Selected passage: Begin

Studio album by Böhse Onkelz
- Released: 26 August 1991
- Recorded: 1991
- Genre: Hard rock
- Length: 57:44
- Label: Bellaphon
- Producer: Stephan Weidner

Böhse Onkelz chronology
| Es ist soweit | Wir ham' noch lange nicht genug | Live in Vienna |

= Wir ham' noch lange nicht genug =

Wir ham' noch lange nicht genug (German for "We're not done yet") is the eighth album by the German rock band Böhse Onkelz. It was released in 1991.

Professional ratings
Review scores
| Source | Rating |
| Rock Hard | (8.0/10) |

==Track listing==
1. Wir ham' noch lange nicht genug (We're not done yet)
2. Eine dieser Nächte (One of these nights)
3. Das ist mein Leben (This is my life)
4. Nur die Besten sterben jung (Only the best ones die young)
5. Ganz egal (It doesn't matter)
6. Zieh' mit den Wölfen (Go with the wolves)

Selected passage: End
Dataset entries: Begin

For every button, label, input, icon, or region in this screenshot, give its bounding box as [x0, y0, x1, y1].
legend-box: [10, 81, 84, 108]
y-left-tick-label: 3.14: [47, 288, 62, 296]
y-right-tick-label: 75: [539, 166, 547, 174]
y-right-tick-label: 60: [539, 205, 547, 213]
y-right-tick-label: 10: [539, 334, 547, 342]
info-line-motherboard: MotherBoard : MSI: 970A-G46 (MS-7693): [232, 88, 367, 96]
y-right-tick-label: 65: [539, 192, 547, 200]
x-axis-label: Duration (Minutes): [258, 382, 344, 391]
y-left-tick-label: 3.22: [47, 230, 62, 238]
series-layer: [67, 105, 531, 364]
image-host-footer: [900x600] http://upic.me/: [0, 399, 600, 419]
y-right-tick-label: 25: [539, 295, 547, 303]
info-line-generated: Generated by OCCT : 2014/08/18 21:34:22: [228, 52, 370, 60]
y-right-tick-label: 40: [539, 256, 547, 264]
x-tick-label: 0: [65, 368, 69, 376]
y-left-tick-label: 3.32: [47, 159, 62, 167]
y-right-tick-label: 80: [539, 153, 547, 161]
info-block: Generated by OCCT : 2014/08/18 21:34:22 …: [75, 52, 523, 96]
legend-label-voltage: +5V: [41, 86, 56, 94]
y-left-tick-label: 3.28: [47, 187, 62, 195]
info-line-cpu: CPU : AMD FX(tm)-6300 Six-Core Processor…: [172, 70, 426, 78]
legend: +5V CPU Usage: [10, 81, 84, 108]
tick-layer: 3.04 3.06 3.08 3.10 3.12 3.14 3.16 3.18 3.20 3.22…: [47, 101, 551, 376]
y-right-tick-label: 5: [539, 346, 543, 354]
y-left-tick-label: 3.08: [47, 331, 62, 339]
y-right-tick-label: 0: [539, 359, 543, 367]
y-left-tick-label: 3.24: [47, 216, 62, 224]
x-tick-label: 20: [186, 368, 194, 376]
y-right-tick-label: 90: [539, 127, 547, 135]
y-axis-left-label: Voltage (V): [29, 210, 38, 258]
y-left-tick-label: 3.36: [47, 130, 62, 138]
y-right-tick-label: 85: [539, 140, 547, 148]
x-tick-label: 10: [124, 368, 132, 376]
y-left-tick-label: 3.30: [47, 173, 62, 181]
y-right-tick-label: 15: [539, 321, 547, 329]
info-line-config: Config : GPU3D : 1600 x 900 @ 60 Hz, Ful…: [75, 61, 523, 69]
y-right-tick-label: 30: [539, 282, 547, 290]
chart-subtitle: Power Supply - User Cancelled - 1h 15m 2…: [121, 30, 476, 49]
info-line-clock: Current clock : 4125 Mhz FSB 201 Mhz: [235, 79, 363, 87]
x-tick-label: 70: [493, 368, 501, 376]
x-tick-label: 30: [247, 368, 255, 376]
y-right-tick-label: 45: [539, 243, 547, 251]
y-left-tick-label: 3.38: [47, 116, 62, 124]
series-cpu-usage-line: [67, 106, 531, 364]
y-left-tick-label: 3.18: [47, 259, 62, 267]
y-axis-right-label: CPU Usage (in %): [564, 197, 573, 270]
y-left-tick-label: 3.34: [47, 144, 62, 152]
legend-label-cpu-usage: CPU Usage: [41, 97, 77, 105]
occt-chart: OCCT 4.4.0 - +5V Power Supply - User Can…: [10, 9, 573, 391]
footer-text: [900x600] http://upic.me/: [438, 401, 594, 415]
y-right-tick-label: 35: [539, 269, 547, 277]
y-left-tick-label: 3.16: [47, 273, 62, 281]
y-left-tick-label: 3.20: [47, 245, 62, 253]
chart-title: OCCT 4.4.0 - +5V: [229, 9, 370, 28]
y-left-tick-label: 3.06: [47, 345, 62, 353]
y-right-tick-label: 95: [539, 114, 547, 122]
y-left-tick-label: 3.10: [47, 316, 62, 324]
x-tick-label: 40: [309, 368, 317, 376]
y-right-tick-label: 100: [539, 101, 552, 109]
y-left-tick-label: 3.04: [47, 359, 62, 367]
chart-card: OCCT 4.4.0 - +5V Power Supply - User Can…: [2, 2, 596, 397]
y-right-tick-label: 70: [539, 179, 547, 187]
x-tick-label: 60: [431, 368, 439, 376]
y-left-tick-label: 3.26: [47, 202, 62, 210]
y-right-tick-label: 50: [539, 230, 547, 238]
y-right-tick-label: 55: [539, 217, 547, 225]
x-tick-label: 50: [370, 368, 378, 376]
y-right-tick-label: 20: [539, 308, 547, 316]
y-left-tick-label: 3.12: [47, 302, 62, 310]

Dataset entries: End

Using the album text, explain in one to three sentences what language the album's title is in and what it means in English.

**Reply to the task:**
The title "Wir ham' noch lange nicht genug" is German. The text gives its English meaning as "We're not done yet."